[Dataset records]
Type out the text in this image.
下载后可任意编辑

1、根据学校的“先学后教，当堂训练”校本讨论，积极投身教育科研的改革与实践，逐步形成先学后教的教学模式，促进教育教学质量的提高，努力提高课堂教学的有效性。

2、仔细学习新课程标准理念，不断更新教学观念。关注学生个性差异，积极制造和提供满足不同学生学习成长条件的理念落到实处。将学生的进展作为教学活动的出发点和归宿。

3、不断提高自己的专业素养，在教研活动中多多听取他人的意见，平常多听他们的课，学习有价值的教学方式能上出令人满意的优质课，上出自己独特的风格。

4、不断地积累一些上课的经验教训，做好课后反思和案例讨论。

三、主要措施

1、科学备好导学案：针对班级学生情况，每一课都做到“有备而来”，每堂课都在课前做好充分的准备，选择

Directions for this task: Transcribe the material exactly as it reads.

Exercise response:
Type out the text in this image.
下载后可任意编辑

1、根据学校的“先学后教，当堂训练”校本讨论，积极投身教育科研的改革与实践，逐步形成先学后教的教学模式，促进教育教学质量的提高，努力提高课堂教学的有效性。

2、仔细学习新课程标准理念，不断更新教学观念。关注学生个性差异，积极制造和提供满足不同学生学习成长条件的理念落到实处。将学生的进展作为教学活动的出发点和归宿。

3、不断提高自己的专业素养，在教研活动中多多听取他人的意见，平常多听他们的课，学习有价值的教学方式能上出令人满意的优质课，上出自己独特的风格。

4、不断地积累一些上课的经验教训，做好课后反思和案例讨论。

三、主要措施

1、科学备好导学案：针对班级学生情况，每一课都做到“有备而来”，每堂课都在课前做好充分的准备，选择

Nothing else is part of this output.